Records follow. Select each line holding "中有两解".

# start of Material for the task

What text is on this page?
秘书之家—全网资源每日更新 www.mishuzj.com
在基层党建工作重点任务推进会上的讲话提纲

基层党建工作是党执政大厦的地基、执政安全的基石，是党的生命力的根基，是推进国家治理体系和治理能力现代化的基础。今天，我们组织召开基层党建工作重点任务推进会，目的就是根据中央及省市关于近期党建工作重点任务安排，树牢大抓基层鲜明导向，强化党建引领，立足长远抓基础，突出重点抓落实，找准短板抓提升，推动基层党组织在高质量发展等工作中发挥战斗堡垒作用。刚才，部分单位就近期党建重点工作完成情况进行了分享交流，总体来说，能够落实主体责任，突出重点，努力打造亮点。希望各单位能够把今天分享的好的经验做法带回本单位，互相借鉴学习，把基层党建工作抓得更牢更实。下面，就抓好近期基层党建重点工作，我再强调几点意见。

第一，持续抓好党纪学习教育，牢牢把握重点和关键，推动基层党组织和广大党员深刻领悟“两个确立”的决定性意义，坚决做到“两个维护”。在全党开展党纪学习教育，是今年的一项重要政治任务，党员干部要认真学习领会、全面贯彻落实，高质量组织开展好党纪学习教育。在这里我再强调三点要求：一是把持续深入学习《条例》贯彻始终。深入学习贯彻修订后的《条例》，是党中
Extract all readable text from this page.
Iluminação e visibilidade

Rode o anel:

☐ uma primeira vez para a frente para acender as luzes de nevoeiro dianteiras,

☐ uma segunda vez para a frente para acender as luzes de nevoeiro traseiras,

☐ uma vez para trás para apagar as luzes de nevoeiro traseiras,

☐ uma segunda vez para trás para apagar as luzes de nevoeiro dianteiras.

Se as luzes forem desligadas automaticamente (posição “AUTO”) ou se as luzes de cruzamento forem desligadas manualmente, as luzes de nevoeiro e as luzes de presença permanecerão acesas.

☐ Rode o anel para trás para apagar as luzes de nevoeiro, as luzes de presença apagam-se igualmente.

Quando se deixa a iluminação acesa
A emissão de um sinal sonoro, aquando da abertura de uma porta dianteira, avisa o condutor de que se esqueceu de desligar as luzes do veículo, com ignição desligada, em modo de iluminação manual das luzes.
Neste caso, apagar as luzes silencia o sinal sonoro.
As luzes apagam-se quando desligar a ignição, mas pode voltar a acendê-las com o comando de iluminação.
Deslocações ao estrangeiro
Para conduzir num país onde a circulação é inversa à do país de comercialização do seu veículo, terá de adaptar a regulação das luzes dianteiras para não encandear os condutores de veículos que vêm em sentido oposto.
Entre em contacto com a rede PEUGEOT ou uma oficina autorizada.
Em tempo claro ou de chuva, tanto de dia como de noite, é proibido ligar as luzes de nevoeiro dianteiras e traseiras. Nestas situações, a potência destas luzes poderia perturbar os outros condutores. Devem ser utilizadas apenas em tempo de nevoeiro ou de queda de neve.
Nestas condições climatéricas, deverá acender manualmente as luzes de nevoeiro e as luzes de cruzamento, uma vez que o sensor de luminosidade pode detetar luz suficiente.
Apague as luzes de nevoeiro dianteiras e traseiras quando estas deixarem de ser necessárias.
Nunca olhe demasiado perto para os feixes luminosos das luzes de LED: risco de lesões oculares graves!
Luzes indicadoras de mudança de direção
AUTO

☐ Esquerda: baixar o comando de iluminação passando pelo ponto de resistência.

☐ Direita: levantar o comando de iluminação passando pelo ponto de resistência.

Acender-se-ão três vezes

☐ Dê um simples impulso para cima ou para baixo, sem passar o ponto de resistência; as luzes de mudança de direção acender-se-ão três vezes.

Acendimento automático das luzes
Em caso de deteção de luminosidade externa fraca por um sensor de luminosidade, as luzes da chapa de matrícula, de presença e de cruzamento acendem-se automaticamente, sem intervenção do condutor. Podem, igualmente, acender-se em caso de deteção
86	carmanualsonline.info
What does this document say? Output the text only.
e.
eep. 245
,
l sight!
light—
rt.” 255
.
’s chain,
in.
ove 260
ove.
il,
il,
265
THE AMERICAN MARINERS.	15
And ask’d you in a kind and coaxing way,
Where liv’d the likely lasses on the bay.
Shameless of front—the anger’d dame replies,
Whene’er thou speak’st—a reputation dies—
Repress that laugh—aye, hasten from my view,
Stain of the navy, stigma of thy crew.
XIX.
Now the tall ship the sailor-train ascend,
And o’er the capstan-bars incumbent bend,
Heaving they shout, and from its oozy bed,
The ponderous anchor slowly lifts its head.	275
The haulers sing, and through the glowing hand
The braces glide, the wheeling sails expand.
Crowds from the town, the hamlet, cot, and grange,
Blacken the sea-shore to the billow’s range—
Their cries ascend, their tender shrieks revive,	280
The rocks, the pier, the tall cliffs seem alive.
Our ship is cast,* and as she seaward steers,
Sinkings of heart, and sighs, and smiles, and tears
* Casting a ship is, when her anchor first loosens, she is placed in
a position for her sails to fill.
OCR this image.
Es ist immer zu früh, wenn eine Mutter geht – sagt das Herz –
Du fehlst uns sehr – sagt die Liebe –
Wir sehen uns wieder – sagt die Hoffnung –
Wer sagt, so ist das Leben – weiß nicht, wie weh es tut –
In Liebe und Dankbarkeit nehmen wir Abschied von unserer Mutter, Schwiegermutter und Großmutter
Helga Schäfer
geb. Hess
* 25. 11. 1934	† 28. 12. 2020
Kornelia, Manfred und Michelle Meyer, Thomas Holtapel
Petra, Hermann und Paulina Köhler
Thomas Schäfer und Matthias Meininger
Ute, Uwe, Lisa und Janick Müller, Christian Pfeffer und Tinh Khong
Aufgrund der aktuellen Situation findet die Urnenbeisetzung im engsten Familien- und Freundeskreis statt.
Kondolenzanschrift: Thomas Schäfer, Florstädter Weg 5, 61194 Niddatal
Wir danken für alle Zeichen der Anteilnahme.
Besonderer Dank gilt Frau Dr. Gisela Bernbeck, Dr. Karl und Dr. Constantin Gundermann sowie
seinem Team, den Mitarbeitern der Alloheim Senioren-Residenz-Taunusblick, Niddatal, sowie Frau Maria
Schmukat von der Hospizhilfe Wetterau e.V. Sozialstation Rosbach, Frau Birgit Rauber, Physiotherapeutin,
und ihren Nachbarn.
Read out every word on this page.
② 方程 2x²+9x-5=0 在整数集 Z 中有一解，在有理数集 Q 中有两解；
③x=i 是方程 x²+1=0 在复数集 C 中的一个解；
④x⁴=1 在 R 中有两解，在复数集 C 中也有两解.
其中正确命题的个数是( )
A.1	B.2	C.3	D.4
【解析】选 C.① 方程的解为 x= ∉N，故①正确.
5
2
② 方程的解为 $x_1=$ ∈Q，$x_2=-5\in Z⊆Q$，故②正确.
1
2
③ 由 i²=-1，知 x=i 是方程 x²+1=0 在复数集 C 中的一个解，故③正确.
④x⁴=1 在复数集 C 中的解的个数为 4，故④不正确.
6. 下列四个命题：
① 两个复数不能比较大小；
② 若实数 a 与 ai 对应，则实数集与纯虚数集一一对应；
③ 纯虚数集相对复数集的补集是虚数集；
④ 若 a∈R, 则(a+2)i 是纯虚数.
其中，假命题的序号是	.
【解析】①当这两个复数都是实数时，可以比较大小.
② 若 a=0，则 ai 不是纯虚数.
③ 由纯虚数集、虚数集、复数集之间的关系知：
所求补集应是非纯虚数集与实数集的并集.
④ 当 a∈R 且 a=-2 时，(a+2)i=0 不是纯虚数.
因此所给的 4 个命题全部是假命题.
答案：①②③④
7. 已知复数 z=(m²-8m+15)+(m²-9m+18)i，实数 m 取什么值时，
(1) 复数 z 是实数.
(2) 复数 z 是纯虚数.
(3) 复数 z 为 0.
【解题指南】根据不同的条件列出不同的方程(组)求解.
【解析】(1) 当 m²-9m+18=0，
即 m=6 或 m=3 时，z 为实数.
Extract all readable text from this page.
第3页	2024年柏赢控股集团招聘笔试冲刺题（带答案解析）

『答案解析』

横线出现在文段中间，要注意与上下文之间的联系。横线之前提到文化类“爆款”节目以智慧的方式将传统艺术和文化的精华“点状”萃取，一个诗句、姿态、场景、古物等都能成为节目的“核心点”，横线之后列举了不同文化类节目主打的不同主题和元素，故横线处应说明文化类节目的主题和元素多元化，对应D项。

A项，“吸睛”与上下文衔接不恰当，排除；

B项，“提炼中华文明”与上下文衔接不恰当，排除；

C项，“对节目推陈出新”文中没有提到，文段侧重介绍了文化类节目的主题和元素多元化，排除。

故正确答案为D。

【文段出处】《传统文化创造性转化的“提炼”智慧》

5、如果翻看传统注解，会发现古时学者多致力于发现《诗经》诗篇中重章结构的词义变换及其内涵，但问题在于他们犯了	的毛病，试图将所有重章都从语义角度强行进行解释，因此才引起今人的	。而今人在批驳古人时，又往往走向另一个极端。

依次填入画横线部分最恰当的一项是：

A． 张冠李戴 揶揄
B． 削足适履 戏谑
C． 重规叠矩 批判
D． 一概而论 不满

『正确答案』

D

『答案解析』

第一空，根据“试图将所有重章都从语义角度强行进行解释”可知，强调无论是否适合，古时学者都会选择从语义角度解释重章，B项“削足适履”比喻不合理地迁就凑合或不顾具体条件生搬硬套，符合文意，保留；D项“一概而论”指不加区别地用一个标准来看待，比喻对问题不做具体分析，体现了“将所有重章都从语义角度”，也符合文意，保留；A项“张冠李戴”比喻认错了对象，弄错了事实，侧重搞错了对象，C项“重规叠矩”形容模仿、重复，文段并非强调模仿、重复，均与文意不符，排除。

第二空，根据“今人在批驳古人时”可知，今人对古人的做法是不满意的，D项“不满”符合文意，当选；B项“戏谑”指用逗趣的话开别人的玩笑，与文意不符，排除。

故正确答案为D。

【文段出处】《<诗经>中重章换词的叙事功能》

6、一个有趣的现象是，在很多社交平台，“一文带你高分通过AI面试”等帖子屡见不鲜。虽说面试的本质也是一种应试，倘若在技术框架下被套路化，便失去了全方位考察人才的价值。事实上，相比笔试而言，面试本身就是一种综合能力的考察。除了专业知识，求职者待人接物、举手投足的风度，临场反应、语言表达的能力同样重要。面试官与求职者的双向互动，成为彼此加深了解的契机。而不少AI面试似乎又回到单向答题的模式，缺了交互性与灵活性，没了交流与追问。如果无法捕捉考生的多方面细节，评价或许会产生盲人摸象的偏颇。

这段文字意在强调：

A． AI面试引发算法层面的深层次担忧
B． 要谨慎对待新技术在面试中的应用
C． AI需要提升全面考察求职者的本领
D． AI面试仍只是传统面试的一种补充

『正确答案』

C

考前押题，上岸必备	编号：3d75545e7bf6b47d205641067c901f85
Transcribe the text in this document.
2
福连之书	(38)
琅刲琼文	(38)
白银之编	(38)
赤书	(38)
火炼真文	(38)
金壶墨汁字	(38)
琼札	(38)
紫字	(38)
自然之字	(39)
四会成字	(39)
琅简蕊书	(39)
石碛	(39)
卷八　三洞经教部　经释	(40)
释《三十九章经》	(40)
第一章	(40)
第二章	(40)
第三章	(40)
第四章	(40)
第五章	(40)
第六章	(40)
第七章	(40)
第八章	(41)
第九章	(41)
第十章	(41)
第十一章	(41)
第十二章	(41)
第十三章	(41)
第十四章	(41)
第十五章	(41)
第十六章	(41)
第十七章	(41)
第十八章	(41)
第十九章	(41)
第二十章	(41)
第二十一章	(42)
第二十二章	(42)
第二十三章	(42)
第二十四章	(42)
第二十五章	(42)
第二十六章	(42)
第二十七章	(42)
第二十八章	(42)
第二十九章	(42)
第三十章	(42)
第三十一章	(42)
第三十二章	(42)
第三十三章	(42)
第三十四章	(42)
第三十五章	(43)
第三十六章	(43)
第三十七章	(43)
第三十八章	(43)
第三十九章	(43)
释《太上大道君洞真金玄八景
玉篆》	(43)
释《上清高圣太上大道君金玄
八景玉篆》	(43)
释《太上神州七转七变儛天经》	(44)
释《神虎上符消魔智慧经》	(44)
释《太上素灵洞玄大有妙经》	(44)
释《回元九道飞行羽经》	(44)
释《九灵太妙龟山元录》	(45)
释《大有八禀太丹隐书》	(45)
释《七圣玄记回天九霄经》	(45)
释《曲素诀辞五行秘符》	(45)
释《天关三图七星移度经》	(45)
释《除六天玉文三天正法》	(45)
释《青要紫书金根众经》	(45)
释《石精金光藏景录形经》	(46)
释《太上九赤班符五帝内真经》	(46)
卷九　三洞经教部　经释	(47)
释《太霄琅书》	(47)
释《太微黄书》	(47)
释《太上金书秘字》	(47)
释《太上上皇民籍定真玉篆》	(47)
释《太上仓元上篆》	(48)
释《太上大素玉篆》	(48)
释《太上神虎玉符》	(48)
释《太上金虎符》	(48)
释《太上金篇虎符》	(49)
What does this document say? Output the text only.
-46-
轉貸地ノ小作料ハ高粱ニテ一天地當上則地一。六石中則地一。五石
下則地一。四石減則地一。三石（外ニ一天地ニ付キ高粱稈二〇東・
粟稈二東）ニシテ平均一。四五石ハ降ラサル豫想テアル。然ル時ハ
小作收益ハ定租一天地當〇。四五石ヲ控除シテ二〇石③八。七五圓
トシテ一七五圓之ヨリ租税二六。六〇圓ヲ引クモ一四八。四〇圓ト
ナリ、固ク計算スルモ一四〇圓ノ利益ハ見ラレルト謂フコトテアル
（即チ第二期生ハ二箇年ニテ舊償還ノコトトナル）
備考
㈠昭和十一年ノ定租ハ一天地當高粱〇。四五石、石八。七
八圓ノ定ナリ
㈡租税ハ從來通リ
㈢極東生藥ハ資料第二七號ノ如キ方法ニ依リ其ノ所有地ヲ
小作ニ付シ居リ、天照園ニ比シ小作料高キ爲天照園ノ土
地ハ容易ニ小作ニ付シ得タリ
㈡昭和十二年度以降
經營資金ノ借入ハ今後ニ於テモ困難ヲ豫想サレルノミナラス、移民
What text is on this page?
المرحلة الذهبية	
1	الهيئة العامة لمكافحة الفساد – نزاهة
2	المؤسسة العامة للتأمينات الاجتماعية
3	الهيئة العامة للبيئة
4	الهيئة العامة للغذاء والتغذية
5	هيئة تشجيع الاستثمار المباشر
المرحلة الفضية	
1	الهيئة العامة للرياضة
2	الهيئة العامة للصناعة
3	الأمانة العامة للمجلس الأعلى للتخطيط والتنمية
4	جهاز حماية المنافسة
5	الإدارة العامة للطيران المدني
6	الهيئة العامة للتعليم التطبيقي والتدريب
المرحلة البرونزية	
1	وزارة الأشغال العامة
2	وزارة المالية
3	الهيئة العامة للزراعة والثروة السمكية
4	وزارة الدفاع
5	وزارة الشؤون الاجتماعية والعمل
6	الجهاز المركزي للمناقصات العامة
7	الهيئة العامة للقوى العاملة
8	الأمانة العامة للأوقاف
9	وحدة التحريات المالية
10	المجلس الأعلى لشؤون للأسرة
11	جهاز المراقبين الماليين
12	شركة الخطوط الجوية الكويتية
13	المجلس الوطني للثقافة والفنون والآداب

# end of Material for the task

Answer for this exercise.
② 方程 2x²+9x-5=0 在整数集 Z 中有一解，在有理数集 Q 中有两解；
④x⁴=1 在 R 中有两解，在复数集 C 中也有两解.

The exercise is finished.